===== Records for processing
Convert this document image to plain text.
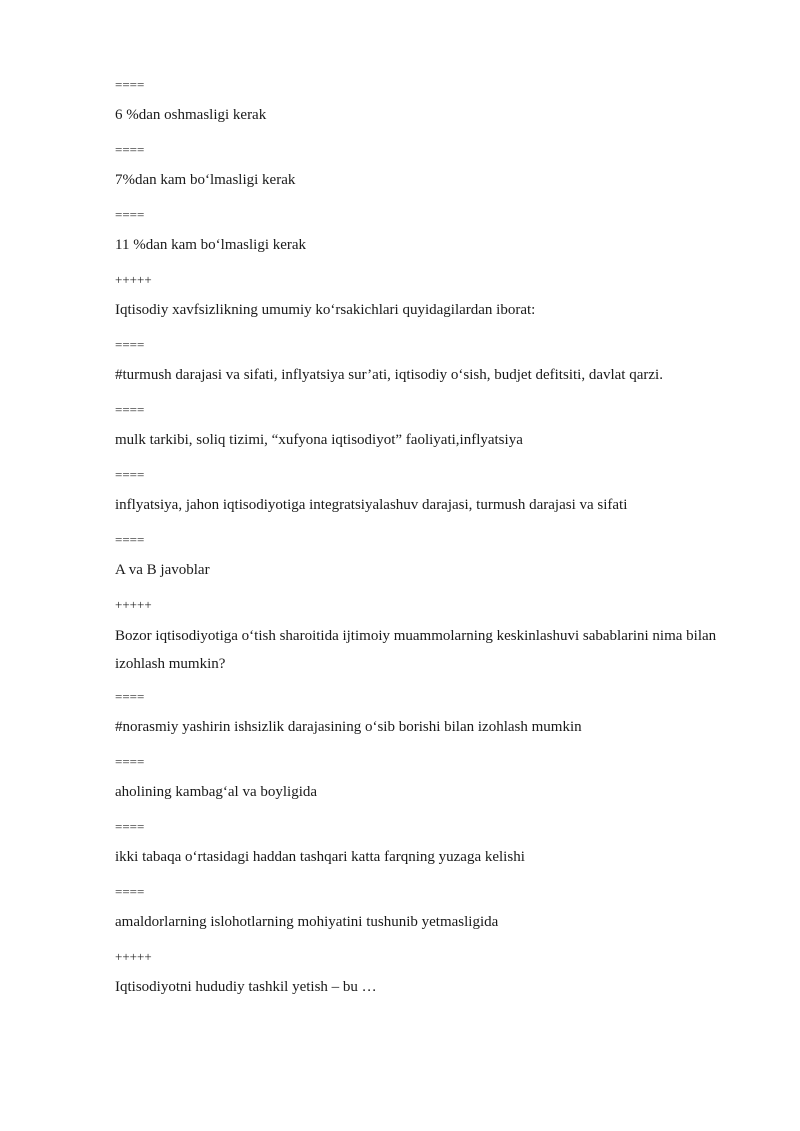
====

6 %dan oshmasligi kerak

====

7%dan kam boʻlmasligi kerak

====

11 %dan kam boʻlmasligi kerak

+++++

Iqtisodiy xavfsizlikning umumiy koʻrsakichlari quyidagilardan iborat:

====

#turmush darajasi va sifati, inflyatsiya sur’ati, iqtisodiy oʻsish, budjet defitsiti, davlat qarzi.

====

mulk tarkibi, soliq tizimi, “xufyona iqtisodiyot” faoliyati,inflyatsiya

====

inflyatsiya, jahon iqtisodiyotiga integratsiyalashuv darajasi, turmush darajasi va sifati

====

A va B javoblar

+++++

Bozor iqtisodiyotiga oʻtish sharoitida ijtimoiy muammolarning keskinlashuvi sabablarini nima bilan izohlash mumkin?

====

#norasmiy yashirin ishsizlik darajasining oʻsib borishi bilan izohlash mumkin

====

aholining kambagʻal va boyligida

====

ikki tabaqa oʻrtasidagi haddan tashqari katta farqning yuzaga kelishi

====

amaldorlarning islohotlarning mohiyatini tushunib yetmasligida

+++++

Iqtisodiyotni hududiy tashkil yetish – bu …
==========
===== Records for processing
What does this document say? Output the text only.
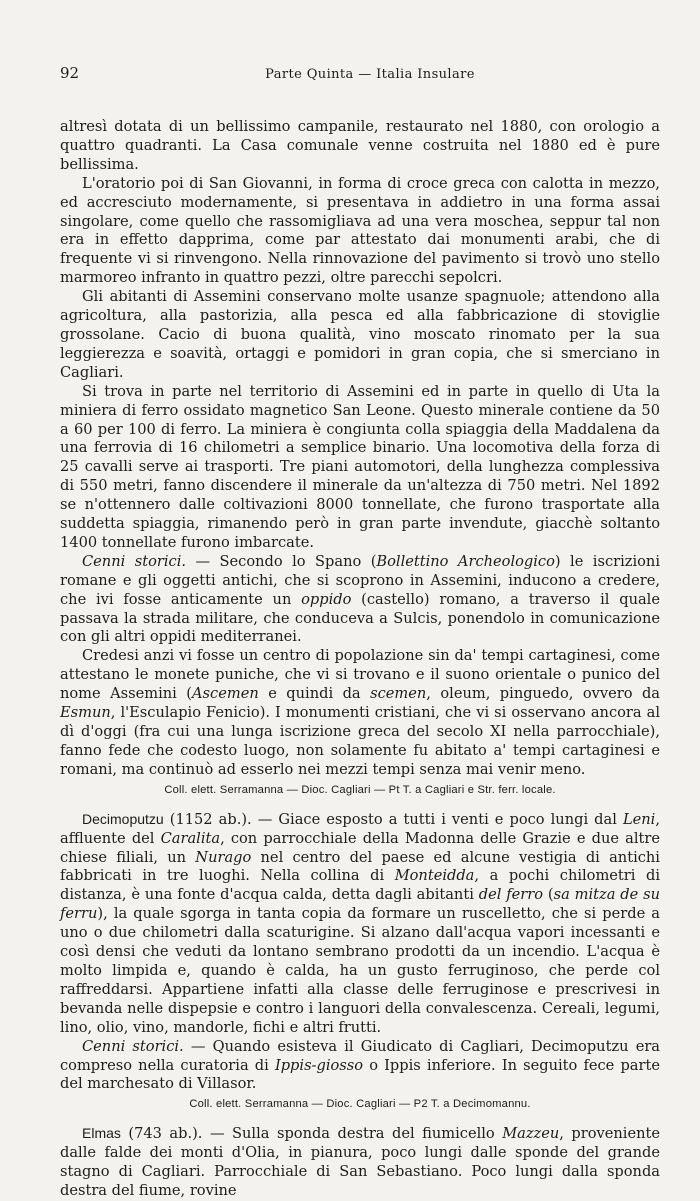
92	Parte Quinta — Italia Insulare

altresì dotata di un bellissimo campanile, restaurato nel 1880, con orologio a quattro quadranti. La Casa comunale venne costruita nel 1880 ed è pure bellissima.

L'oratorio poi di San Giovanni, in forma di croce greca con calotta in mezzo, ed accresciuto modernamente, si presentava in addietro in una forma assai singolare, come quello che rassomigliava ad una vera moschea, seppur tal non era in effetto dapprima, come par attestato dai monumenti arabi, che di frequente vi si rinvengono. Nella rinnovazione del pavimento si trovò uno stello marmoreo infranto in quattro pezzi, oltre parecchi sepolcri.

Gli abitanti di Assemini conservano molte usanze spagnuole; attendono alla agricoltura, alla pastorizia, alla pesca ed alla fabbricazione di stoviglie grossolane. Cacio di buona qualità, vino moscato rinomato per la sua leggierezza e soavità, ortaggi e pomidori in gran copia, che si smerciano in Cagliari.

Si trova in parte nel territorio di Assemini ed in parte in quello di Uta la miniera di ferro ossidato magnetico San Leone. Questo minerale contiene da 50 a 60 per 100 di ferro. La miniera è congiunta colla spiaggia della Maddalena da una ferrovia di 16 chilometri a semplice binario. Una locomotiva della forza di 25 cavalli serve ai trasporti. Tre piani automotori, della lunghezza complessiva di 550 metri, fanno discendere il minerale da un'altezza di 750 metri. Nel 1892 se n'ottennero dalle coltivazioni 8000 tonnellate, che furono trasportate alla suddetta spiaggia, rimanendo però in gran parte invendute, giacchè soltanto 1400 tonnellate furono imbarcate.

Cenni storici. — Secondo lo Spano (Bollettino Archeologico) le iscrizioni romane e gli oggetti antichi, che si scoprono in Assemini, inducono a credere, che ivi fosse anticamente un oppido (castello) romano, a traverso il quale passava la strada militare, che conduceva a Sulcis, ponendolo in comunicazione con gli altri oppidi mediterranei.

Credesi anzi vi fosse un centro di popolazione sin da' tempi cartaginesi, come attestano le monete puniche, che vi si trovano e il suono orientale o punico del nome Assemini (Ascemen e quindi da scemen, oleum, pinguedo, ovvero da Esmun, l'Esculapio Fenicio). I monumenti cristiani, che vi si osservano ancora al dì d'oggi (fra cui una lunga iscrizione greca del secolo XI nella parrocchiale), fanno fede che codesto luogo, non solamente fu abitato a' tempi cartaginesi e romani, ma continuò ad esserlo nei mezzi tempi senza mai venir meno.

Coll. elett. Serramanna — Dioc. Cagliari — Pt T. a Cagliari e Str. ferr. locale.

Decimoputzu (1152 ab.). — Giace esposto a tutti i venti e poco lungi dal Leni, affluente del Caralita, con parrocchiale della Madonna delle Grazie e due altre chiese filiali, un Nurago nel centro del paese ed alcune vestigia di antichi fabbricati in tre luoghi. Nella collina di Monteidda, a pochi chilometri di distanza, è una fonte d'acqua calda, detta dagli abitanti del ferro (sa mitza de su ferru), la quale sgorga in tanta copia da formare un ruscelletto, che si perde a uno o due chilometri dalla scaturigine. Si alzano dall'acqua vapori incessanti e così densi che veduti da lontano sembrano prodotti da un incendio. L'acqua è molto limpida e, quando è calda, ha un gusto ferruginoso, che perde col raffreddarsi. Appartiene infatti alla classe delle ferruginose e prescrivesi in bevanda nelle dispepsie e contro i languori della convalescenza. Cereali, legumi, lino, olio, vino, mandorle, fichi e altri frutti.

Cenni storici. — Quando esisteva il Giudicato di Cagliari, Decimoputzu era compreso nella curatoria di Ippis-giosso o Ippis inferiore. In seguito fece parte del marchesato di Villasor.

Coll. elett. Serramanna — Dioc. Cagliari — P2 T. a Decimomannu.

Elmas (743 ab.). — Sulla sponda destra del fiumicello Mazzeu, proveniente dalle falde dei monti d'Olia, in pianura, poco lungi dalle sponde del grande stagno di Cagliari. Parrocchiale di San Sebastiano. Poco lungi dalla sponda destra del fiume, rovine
==========
**Work instructions**
Using the records above, select and copy every line that has the word "Cagliari".

**Exercise output**
Gli abitanti di Assemini conservano molte usanze spagnuole; attendono alla agricoltura, alla pastorizia, alla pesca ed alla fabbricazione di stoviglie grossolane. Cacio di buona qualità, vino moscato rinomato per la sua leggierezza e soavità, ortaggi e pomidori in gran copia, che si smerciano in Cagliari.
Coll. elett. Serramanna — Dioc. Cagliari — Pt T. a Cagliari e Str. ferr. locale.
Cenni storici. — Quando esisteva il Giudicato di Cagliari, Decimoputzu era compreso nella curatoria di Ippis-giosso o Ippis inferiore. In seguito fece parte del marchesato di Villasor.
Coll. elett. Serramanna — Dioc. Cagliari — P2 T. a Decimomannu.
Elmas (743 ab.). — Sulla sponda destra del fiumicello Mazzeu, proveniente dalle falde dei monti d'Olia, in pianura, poco lungi dalle sponde del grande stagno di Cagliari. Parrocchiale di San Sebastiano. Poco lungi dalla sponda destra del fiume, rovine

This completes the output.